Exercise. Gather, from the data below, each line in which the word "subtitle" occurs.

Records for processing.

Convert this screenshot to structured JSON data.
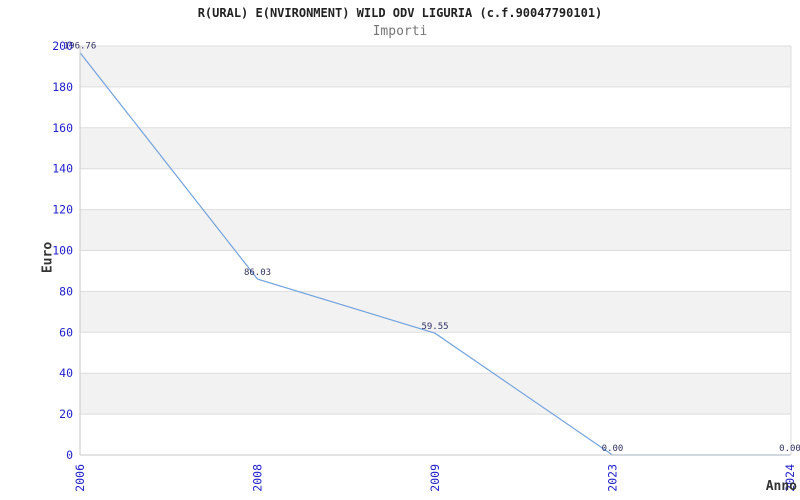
{
  "chart": {
    "title": "R(URAL) E(NVIRONMENT) WILD ODV LIGURIA (c.f.90047790101)",
    "subtitle": "Importi"
  },
  "chart_data": {
    "type": "line",
    "title": "R(URAL) E(NVIRONMENT) WILD ODV LIGURIA (c.f.90047790101)",
    "subtitle": "Importi",
    "categories": [
      "2006",
      "2008",
      "2009",
      "2023",
      "2024"
    ],
    "values": [
      196.76,
      86.03,
      59.55,
      0.0,
      0.0
    ],
    "point_labels": [
      "196.76",
      "86.03",
      "59.55",
      "0.00",
      "0.00"
    ],
    "xlabel": "Anno",
    "ylabel": "Euro",
    "ylim": [
      0,
      200
    ],
    "yticks": [
      0,
      20,
      40,
      60,
      80,
      100,
      120,
      140,
      160,
      180,
      200
    ],
    "grid": "horizontal",
    "bands": "alternating-gray-starting-at-top",
    "legend": "none",
    "x_tick_rotation": -90,
    "colors": {
      "line": "#74a3dd",
      "tick_label": "#2121cd",
      "point_label": "#333366",
      "band": "#f2f2f2",
      "gridline": "#dddddd",
      "axis": "#c8c8c8",
      "title": "#222222",
      "subtitle": "#777777",
      "axis_title": "#333333"
    }
  }
}
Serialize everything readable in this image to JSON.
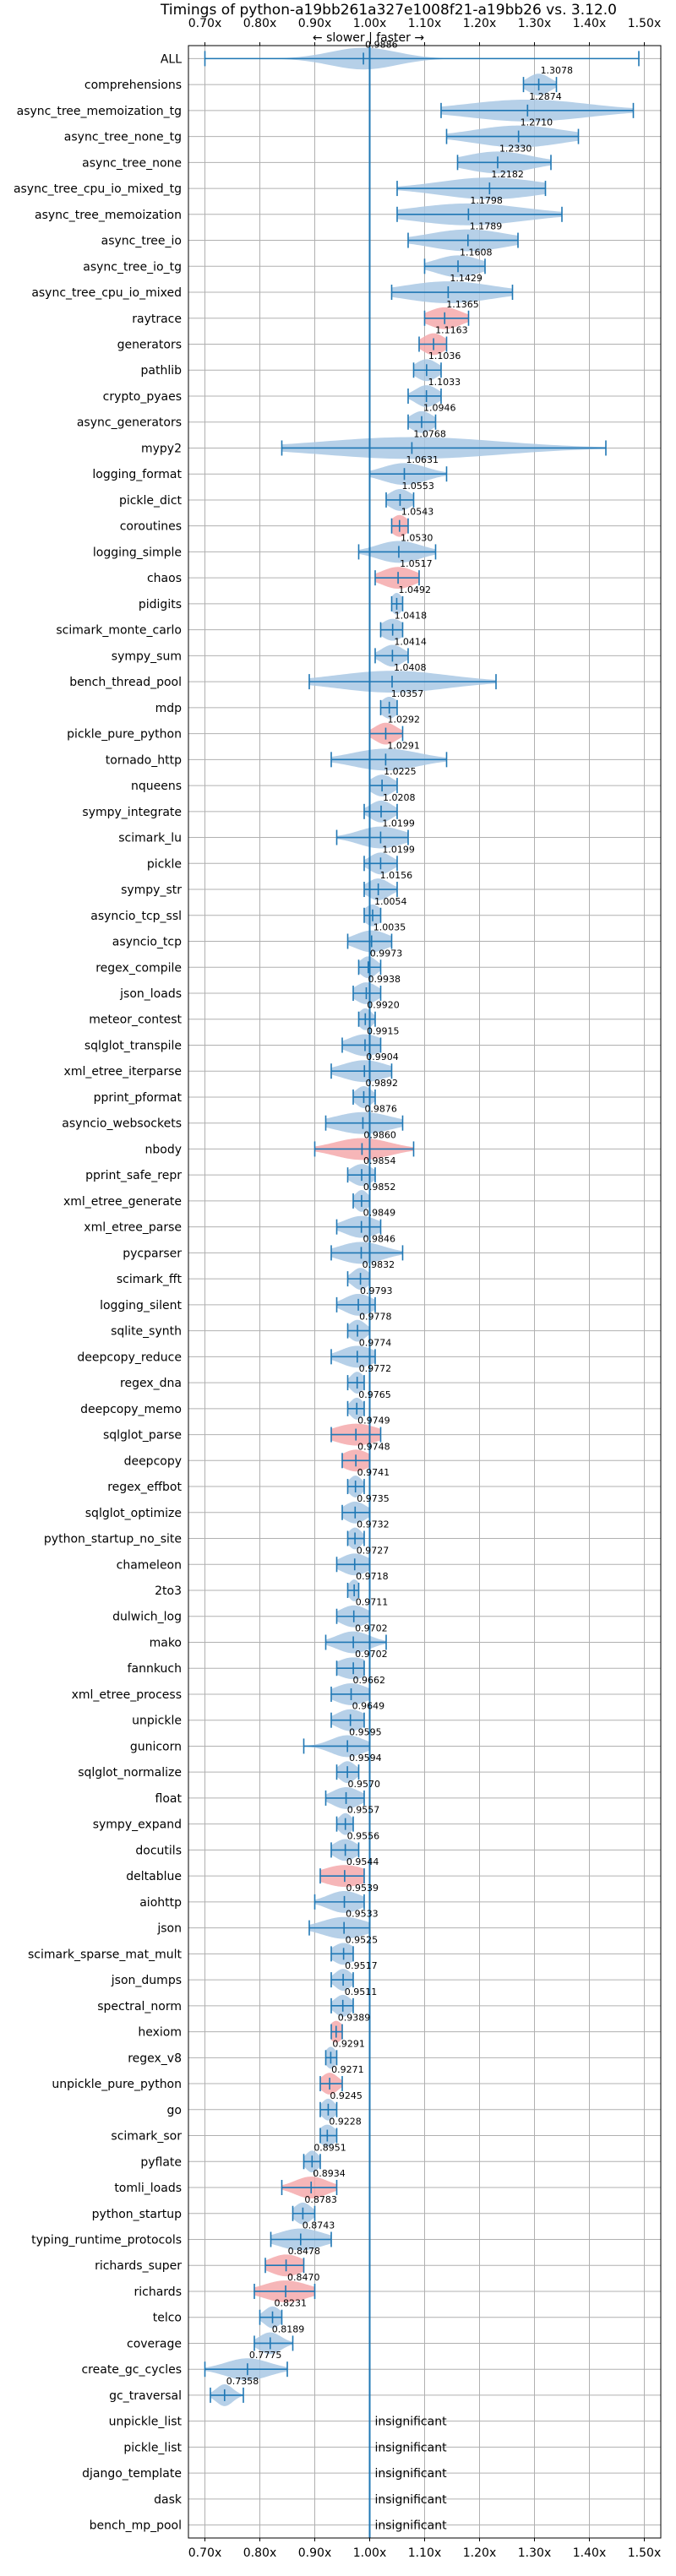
{
  "chart_data": {
    "type": "violin",
    "title": "Timings of python-a19bb261a327e1008f21-a19bb26 vs. 3.12.0",
    "annotation": "← slower | faster →",
    "xlim": [
      0.67,
      1.53
    ],
    "x_ticks": [
      0.7,
      0.8,
      0.9,
      1.0,
      1.1,
      1.2,
      1.3,
      1.4,
      1.5
    ],
    "x_tick_labels": [
      "0.70x",
      "0.80x",
      "0.90x",
      "1.00x",
      "1.10x",
      "1.20x",
      "1.30x",
      "1.40x",
      "1.50x"
    ],
    "reference_line": 1.0,
    "grid": true,
    "colors": {
      "faster": "#a9c8e4",
      "slower": "#f4a9ac",
      "line": "#1f77b4",
      "grid": "#b0b0b0",
      "reference": "#1f77b4"
    },
    "insignificant_label": "insignificant",
    "benchmarks": [
      {
        "name": "ALL",
        "value": 0.9886,
        "min": 0.7,
        "max": 1.49,
        "spread": 0.06,
        "slower": false
      },
      {
        "name": "comprehensions",
        "value": 1.3078,
        "min": 1.28,
        "max": 1.34,
        "spread": 0.02,
        "slower": false
      },
      {
        "name": "async_tree_memoization_tg",
        "value": 1.2874,
        "min": 1.13,
        "max": 1.48,
        "spread": 0.11,
        "slower": false
      },
      {
        "name": "async_tree_none_tg",
        "value": 1.271,
        "min": 1.14,
        "max": 1.38,
        "spread": 0.08,
        "slower": false
      },
      {
        "name": "async_tree_none",
        "value": 1.233,
        "min": 1.16,
        "max": 1.33,
        "spread": 0.06,
        "slower": false
      },
      {
        "name": "async_tree_cpu_io_mixed_tg",
        "value": 1.2182,
        "min": 1.05,
        "max": 1.32,
        "spread": 0.09,
        "slower": false
      },
      {
        "name": "async_tree_memoization",
        "value": 1.1798,
        "min": 1.05,
        "max": 1.35,
        "spread": 0.1,
        "slower": false
      },
      {
        "name": "async_tree_io",
        "value": 1.1789,
        "min": 1.07,
        "max": 1.27,
        "spread": 0.07,
        "slower": false
      },
      {
        "name": "async_tree_io_tg",
        "value": 1.1608,
        "min": 1.1,
        "max": 1.21,
        "spread": 0.04,
        "slower": false
      },
      {
        "name": "async_tree_cpu_io_mixed",
        "value": 1.1429,
        "min": 1.04,
        "max": 1.26,
        "spread": 0.08,
        "slower": false
      },
      {
        "name": "raytrace",
        "value": 1.1365,
        "min": 1.1,
        "max": 1.18,
        "spread": 0.03,
        "slower": true
      },
      {
        "name": "generators",
        "value": 1.1163,
        "min": 1.09,
        "max": 1.14,
        "spread": 0.02,
        "slower": true
      },
      {
        "name": "pathlib",
        "value": 1.1036,
        "min": 1.08,
        "max": 1.13,
        "spread": 0.02,
        "slower": false
      },
      {
        "name": "crypto_pyaes",
        "value": 1.1033,
        "min": 1.07,
        "max": 1.13,
        "spread": 0.02,
        "slower": false
      },
      {
        "name": "async_generators",
        "value": 1.0946,
        "min": 1.07,
        "max": 1.12,
        "spread": 0.02,
        "slower": false
      },
      {
        "name": "mypy2",
        "value": 1.0768,
        "min": 0.84,
        "max": 1.43,
        "spread": 0.16,
        "slower": false
      },
      {
        "name": "logging_format",
        "value": 1.0631,
        "min": 1.0,
        "max": 1.14,
        "spread": 0.04,
        "slower": false
      },
      {
        "name": "pickle_dict",
        "value": 1.0553,
        "min": 1.03,
        "max": 1.08,
        "spread": 0.02,
        "slower": false
      },
      {
        "name": "coroutines",
        "value": 1.0543,
        "min": 1.04,
        "max": 1.07,
        "spread": 0.015,
        "slower": true
      },
      {
        "name": "logging_simple",
        "value": 1.053,
        "min": 0.98,
        "max": 1.12,
        "spread": 0.04,
        "slower": false
      },
      {
        "name": "chaos",
        "value": 1.0517,
        "min": 1.01,
        "max": 1.09,
        "spread": 0.03,
        "slower": true
      },
      {
        "name": "pidigits",
        "value": 1.0492,
        "min": 1.04,
        "max": 1.06,
        "spread": 0.01,
        "slower": false
      },
      {
        "name": "scimark_monte_carlo",
        "value": 1.0418,
        "min": 1.02,
        "max": 1.06,
        "spread": 0.02,
        "slower": false
      },
      {
        "name": "sympy_sum",
        "value": 1.0414,
        "min": 1.01,
        "max": 1.07,
        "spread": 0.02,
        "slower": false
      },
      {
        "name": "bench_thread_pool",
        "value": 1.0408,
        "min": 0.89,
        "max": 1.23,
        "spread": 0.1,
        "slower": false
      },
      {
        "name": "mdp",
        "value": 1.0357,
        "min": 1.02,
        "max": 1.05,
        "spread": 0.015,
        "slower": false
      },
      {
        "name": "pickle_pure_python",
        "value": 1.0292,
        "min": 1.0,
        "max": 1.06,
        "spread": 0.02,
        "slower": true
      },
      {
        "name": "tornado_http",
        "value": 1.0291,
        "min": 0.93,
        "max": 1.14,
        "spread": 0.06,
        "slower": false
      },
      {
        "name": "nqueens",
        "value": 1.0225,
        "min": 1.0,
        "max": 1.05,
        "spread": 0.02,
        "slower": false
      },
      {
        "name": "sympy_integrate",
        "value": 1.0208,
        "min": 0.99,
        "max": 1.05,
        "spread": 0.02,
        "slower": false
      },
      {
        "name": "scimark_lu",
        "value": 1.0199,
        "min": 0.94,
        "max": 1.07,
        "spread": 0.04,
        "slower": false
      },
      {
        "name": "pickle",
        "value": 1.0199,
        "min": 0.99,
        "max": 1.05,
        "spread": 0.02,
        "slower": false
      },
      {
        "name": "sympy_str",
        "value": 1.0156,
        "min": 0.99,
        "max": 1.05,
        "spread": 0.02,
        "slower": false
      },
      {
        "name": "asyncio_tcp_ssl",
        "value": 1.0054,
        "min": 0.99,
        "max": 1.02,
        "spread": 0.015,
        "slower": false
      },
      {
        "name": "asyncio_tcp",
        "value": 1.0035,
        "min": 0.96,
        "max": 1.04,
        "spread": 0.03,
        "slower": false
      },
      {
        "name": "regex_compile",
        "value": 0.9973,
        "min": 0.98,
        "max": 1.02,
        "spread": 0.015,
        "slower": false
      },
      {
        "name": "json_loads",
        "value": 0.9938,
        "min": 0.97,
        "max": 1.02,
        "spread": 0.02,
        "slower": false
      },
      {
        "name": "meteor_contest",
        "value": 0.992,
        "min": 0.98,
        "max": 1.01,
        "spread": 0.012,
        "slower": false
      },
      {
        "name": "sqlglot_transpile",
        "value": 0.9915,
        "min": 0.95,
        "max": 1.02,
        "spread": 0.03,
        "slower": false
      },
      {
        "name": "xml_etree_iterparse",
        "value": 0.9904,
        "min": 0.93,
        "max": 1.04,
        "spread": 0.04,
        "slower": false
      },
      {
        "name": "pprint_pformat",
        "value": 0.9892,
        "min": 0.97,
        "max": 1.01,
        "spread": 0.015,
        "slower": false
      },
      {
        "name": "asyncio_websockets",
        "value": 0.9876,
        "min": 0.92,
        "max": 1.06,
        "spread": 0.05,
        "slower": false
      },
      {
        "name": "nbody",
        "value": 0.986,
        "min": 0.9,
        "max": 1.08,
        "spread": 0.05,
        "slower": true
      },
      {
        "name": "pprint_safe_repr",
        "value": 0.9854,
        "min": 0.96,
        "max": 1.01,
        "spread": 0.02,
        "slower": false
      },
      {
        "name": "xml_etree_generate",
        "value": 0.9852,
        "min": 0.97,
        "max": 1.0,
        "spread": 0.012,
        "slower": false
      },
      {
        "name": "xml_etree_parse",
        "value": 0.9849,
        "min": 0.94,
        "max": 1.02,
        "spread": 0.03,
        "slower": false
      },
      {
        "name": "pycparser",
        "value": 0.9846,
        "min": 0.93,
        "max": 1.06,
        "spread": 0.04,
        "slower": false
      },
      {
        "name": "scimark_fft",
        "value": 0.9832,
        "min": 0.96,
        "max": 1.0,
        "spread": 0.015,
        "slower": false
      },
      {
        "name": "logging_silent",
        "value": 0.9793,
        "min": 0.94,
        "max": 1.01,
        "spread": 0.025,
        "slower": false
      },
      {
        "name": "sqlite_synth",
        "value": 0.9778,
        "min": 0.96,
        "max": 1.0,
        "spread": 0.015,
        "slower": false
      },
      {
        "name": "deepcopy_reduce",
        "value": 0.9774,
        "min": 0.93,
        "max": 1.01,
        "spread": 0.03,
        "slower": false
      },
      {
        "name": "regex_dna",
        "value": 0.9772,
        "min": 0.96,
        "max": 0.99,
        "spread": 0.012,
        "slower": false
      },
      {
        "name": "deepcopy_memo",
        "value": 0.9765,
        "min": 0.96,
        "max": 0.99,
        "spread": 0.012,
        "slower": false
      },
      {
        "name": "sqlglot_parse",
        "value": 0.9749,
        "min": 0.93,
        "max": 1.02,
        "spread": 0.04,
        "slower": true
      },
      {
        "name": "deepcopy",
        "value": 0.9748,
        "min": 0.95,
        "max": 1.0,
        "spread": 0.025,
        "slower": true
      },
      {
        "name": "regex_effbot",
        "value": 0.9741,
        "min": 0.96,
        "max": 0.99,
        "spread": 0.012,
        "slower": false
      },
      {
        "name": "sqlglot_optimize",
        "value": 0.9735,
        "min": 0.95,
        "max": 1.0,
        "spread": 0.02,
        "slower": false
      },
      {
        "name": "python_startup_no_site",
        "value": 0.9732,
        "min": 0.96,
        "max": 0.99,
        "spread": 0.012,
        "slower": false
      },
      {
        "name": "chameleon",
        "value": 0.9727,
        "min": 0.94,
        "max": 1.0,
        "spread": 0.025,
        "slower": false
      },
      {
        "name": "2to3",
        "value": 0.9718,
        "min": 0.96,
        "max": 0.98,
        "spread": 0.01,
        "slower": false
      },
      {
        "name": "dulwich_log",
        "value": 0.9711,
        "min": 0.94,
        "max": 1.0,
        "spread": 0.025,
        "slower": false
      },
      {
        "name": "mako",
        "value": 0.9702,
        "min": 0.92,
        "max": 1.03,
        "spread": 0.03,
        "slower": false
      },
      {
        "name": "fannkuch",
        "value": 0.9702,
        "min": 0.94,
        "max": 0.99,
        "spread": 0.03,
        "slower": false
      },
      {
        "name": "xml_etree_process",
        "value": 0.9662,
        "min": 0.93,
        "max": 1.0,
        "spread": 0.03,
        "slower": false
      },
      {
        "name": "unpickle",
        "value": 0.9649,
        "min": 0.93,
        "max": 0.99,
        "spread": 0.025,
        "slower": false
      },
      {
        "name": "gunicorn",
        "value": 0.9595,
        "min": 0.88,
        "max": 1.0,
        "spread": 0.03,
        "slower": false
      },
      {
        "name": "sqlglot_normalize",
        "value": 0.9594,
        "min": 0.94,
        "max": 0.98,
        "spread": 0.015,
        "slower": false
      },
      {
        "name": "float",
        "value": 0.957,
        "min": 0.92,
        "max": 0.99,
        "spread": 0.025,
        "slower": false
      },
      {
        "name": "sympy_expand",
        "value": 0.9557,
        "min": 0.94,
        "max": 0.97,
        "spread": 0.012,
        "slower": false
      },
      {
        "name": "docutils",
        "value": 0.9556,
        "min": 0.93,
        "max": 0.98,
        "spread": 0.02,
        "slower": false
      },
      {
        "name": "deltablue",
        "value": 0.9544,
        "min": 0.91,
        "max": 0.99,
        "spread": 0.04,
        "slower": true
      },
      {
        "name": "aiohttp",
        "value": 0.9539,
        "min": 0.9,
        "max": 0.99,
        "spread": 0.03,
        "slower": false
      },
      {
        "name": "json",
        "value": 0.9533,
        "min": 0.89,
        "max": 1.0,
        "spread": 0.04,
        "slower": false
      },
      {
        "name": "scimark_sparse_mat_mult",
        "value": 0.9525,
        "min": 0.93,
        "max": 0.97,
        "spread": 0.02,
        "slower": false
      },
      {
        "name": "json_dumps",
        "value": 0.9517,
        "min": 0.93,
        "max": 0.97,
        "spread": 0.015,
        "slower": false
      },
      {
        "name": "spectral_norm",
        "value": 0.9511,
        "min": 0.93,
        "max": 0.97,
        "spread": 0.015,
        "slower": false
      },
      {
        "name": "hexiom",
        "value": 0.9389,
        "min": 0.93,
        "max": 0.95,
        "spread": 0.012,
        "slower": true
      },
      {
        "name": "regex_v8",
        "value": 0.9291,
        "min": 0.92,
        "max": 0.94,
        "spread": 0.01,
        "slower": false
      },
      {
        "name": "unpickle_pure_python",
        "value": 0.9271,
        "min": 0.91,
        "max": 0.95,
        "spread": 0.015,
        "slower": true
      },
      {
        "name": "go",
        "value": 0.9245,
        "min": 0.91,
        "max": 0.94,
        "spread": 0.012,
        "slower": false
      },
      {
        "name": "scimark_sor",
        "value": 0.9228,
        "min": 0.91,
        "max": 0.94,
        "spread": 0.015,
        "slower": false
      },
      {
        "name": "pyflate",
        "value": 0.8951,
        "min": 0.88,
        "max": 0.91,
        "spread": 0.012,
        "slower": false
      },
      {
        "name": "tomli_loads",
        "value": 0.8934,
        "min": 0.84,
        "max": 0.94,
        "spread": 0.03,
        "slower": true
      },
      {
        "name": "python_startup",
        "value": 0.8783,
        "min": 0.86,
        "max": 0.9,
        "spread": 0.015,
        "slower": false
      },
      {
        "name": "typing_runtime_protocols",
        "value": 0.8743,
        "min": 0.82,
        "max": 0.93,
        "spread": 0.04,
        "slower": false
      },
      {
        "name": "richards_super",
        "value": 0.8478,
        "min": 0.81,
        "max": 0.88,
        "spread": 0.03,
        "slower": true
      },
      {
        "name": "richards",
        "value": 0.847,
        "min": 0.79,
        "max": 0.9,
        "spread": 0.04,
        "slower": true
      },
      {
        "name": "telco",
        "value": 0.8231,
        "min": 0.8,
        "max": 0.84,
        "spread": 0.015,
        "slower": false
      },
      {
        "name": "coverage",
        "value": 0.8189,
        "min": 0.79,
        "max": 0.86,
        "spread": 0.02,
        "slower": false
      },
      {
        "name": "create_gc_cycles",
        "value": 0.7775,
        "min": 0.7,
        "max": 0.85,
        "spread": 0.04,
        "slower": false
      },
      {
        "name": "gc_traversal",
        "value": 0.7358,
        "min": 0.71,
        "max": 0.77,
        "spread": 0.015,
        "slower": false
      },
      {
        "name": "unpickle_list",
        "value": null,
        "insignificant": true
      },
      {
        "name": "pickle_list",
        "value": null,
        "insignificant": true
      },
      {
        "name": "django_template",
        "value": null,
        "insignificant": true
      },
      {
        "name": "dask",
        "value": null,
        "insignificant": true
      },
      {
        "name": "bench_mp_pool",
        "value": null,
        "insignificant": true
      }
    ]
  }
}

Solution for this exercise.
    "subtitle": "Importi"
    "subtitle": "Importi",
      "subtitle": "#777777",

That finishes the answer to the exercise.